**What is expected:** Repeat the records in full and exactly, omitting pictures.

**Records provided:**
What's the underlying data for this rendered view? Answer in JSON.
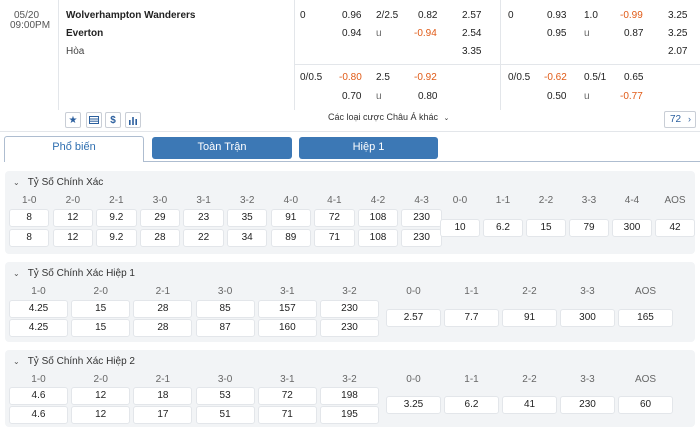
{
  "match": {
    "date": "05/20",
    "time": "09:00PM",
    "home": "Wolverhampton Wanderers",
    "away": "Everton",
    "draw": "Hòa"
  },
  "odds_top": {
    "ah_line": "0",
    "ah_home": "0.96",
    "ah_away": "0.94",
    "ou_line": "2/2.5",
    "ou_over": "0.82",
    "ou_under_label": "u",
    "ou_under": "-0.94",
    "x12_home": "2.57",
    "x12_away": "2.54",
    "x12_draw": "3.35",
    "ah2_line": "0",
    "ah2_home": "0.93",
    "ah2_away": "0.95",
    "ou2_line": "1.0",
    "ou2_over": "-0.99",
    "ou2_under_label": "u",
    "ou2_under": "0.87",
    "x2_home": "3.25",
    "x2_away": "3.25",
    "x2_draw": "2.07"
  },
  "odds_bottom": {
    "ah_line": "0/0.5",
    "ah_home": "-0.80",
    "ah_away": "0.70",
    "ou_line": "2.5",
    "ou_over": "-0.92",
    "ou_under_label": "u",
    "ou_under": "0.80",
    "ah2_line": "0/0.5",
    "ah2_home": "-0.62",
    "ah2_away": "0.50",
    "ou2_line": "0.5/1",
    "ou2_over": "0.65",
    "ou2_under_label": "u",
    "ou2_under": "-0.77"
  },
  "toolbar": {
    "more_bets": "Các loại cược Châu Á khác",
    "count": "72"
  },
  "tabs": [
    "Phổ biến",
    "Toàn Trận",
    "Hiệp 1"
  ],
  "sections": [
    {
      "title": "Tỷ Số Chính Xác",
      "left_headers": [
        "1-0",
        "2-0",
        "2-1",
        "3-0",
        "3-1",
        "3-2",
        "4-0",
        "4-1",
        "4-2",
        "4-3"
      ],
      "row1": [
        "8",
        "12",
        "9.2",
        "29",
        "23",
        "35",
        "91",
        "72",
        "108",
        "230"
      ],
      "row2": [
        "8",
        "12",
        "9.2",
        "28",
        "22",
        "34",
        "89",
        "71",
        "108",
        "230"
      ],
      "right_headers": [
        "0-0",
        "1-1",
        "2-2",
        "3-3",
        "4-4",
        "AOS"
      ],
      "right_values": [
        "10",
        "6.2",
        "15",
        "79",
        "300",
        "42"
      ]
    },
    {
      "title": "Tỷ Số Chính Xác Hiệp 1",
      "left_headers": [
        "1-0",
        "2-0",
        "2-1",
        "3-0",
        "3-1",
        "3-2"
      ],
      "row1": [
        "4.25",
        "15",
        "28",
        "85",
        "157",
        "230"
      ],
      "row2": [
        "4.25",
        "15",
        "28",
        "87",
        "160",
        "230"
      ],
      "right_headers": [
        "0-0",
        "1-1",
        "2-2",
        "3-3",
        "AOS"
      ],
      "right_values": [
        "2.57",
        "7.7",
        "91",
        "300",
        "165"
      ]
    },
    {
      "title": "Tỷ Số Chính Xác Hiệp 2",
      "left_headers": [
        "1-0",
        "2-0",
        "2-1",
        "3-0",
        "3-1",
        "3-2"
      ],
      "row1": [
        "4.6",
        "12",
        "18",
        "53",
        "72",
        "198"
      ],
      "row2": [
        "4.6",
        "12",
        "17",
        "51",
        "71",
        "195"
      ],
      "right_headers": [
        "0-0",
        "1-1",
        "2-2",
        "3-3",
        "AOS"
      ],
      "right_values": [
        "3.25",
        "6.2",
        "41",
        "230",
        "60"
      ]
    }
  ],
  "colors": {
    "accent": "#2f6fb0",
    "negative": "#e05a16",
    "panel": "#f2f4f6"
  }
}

**Complete answer:**
What's the underlying data for this rendered view? Answer in JSON.
{
  "match": {
    "date": "05/20",
    "time": "09:00PM",
    "home": "Wolverhampton Wanderers",
    "away": "Everton",
    "draw": "Hòa"
  },
  "odds_top": {
    "ah_line": "0",
    "ah_home": "0.96",
    "ah_away": "0.94",
    "ou_line": "2/2.5",
    "ou_over": "0.82",
    "ou_under_label": "u",
    "ou_under": "-0.94",
    "x12_home": "2.57",
    "x12_away": "2.54",
    "x12_draw": "3.35",
    "ah2_line": "0",
    "ah2_home": "0.93",
    "ah2_away": "0.95",
    "ou2_line": "1.0",
    "ou2_over": "-0.99",
    "ou2_under_label": "u",
    "ou2_under": "0.87",
    "x2_home": "3.25",
    "x2_away": "3.25",
    "x2_draw": "2.07"
  },
  "odds_bottom": {
    "ah_line": "0/0.5",
    "ah_home": "-0.80",
    "ah_away": "0.70",
    "ou_line": "2.5",
    "ou_over": "-0.92",
    "ou_under_label": "u",
    "ou_under": "0.80",
    "ah2_line": "0/0.5",
    "ah2_home": "-0.62",
    "ah2_away": "0.50",
    "ou2_line": "0.5/1",
    "ou2_over": "0.65",
    "ou2_under_label": "u",
    "ou2_under": "-0.77"
  },
  "toolbar": {
    "more_bets": "Các loại cược Châu Á khác",
    "count": "72"
  },
  "tabs": [
    "Phổ biến",
    "Toàn Trận",
    "Hiệp 1"
  ],
  "sections": [
    {
      "title": "Tỷ Số Chính Xác",
      "left_headers": [
        "1-0",
        "2-0",
        "2-1",
        "3-0",
        "3-1",
        "3-2",
        "4-0",
        "4-1",
        "4-2",
        "4-3"
      ],
      "row1": [
        "8",
        "12",
        "9.2",
        "29",
        "23",
        "35",
        "91",
        "72",
        "108",
        "230"
      ],
      "row2": [
        "8",
        "12",
        "9.2",
        "28",
        "22",
        "34",
        "89",
        "71",
        "108",
        "230"
      ],
      "right_headers": [
        "0-0",
        "1-1",
        "2-2",
        "3-3",
        "4-4",
        "AOS"
      ],
      "right_values": [
        "10",
        "6.2",
        "15",
        "79",
        "300",
        "42"
      ]
    },
    {
      "title": "Tỷ Số Chính Xác Hiệp 1",
      "left_headers": [
        "1-0",
        "2-0",
        "2-1",
        "3-0",
        "3-1",
        "3-2"
      ],
      "row1": [
        "4.25",
        "15",
        "28",
        "85",
        "157",
        "230"
      ],
      "row2": [
        "4.25",
        "15",
        "28",
        "87",
        "160",
        "230"
      ],
      "right_headers": [
        "0-0",
        "1-1",
        "2-2",
        "3-3",
        "AOS"
      ],
      "right_values": [
        "2.57",
        "7.7",
        "91",
        "300",
        "165"
      ]
    },
    {
      "title": "Tỷ Số Chính Xác Hiệp 2",
      "left_headers": [
        "1-0",
        "2-0",
        "2-1",
        "3-0",
        "3-1",
        "3-2"
      ],
      "row1": [
        "4.6",
        "12",
        "18",
        "53",
        "72",
        "198"
      ],
      "row2": [
        "4.6",
        "12",
        "17",
        "51",
        "71",
        "195"
      ],
      "right_headers": [
        "0-0",
        "1-1",
        "2-2",
        "3-3",
        "AOS"
      ],
      "right_values": [
        "3.25",
        "6.2",
        "41",
        "230",
        "60"
      ]
    }
  ],
  "colors": {
    "accent": "#2f6fb0",
    "negative": "#e05a16",
    "panel": "#f2f4f6"
  }
}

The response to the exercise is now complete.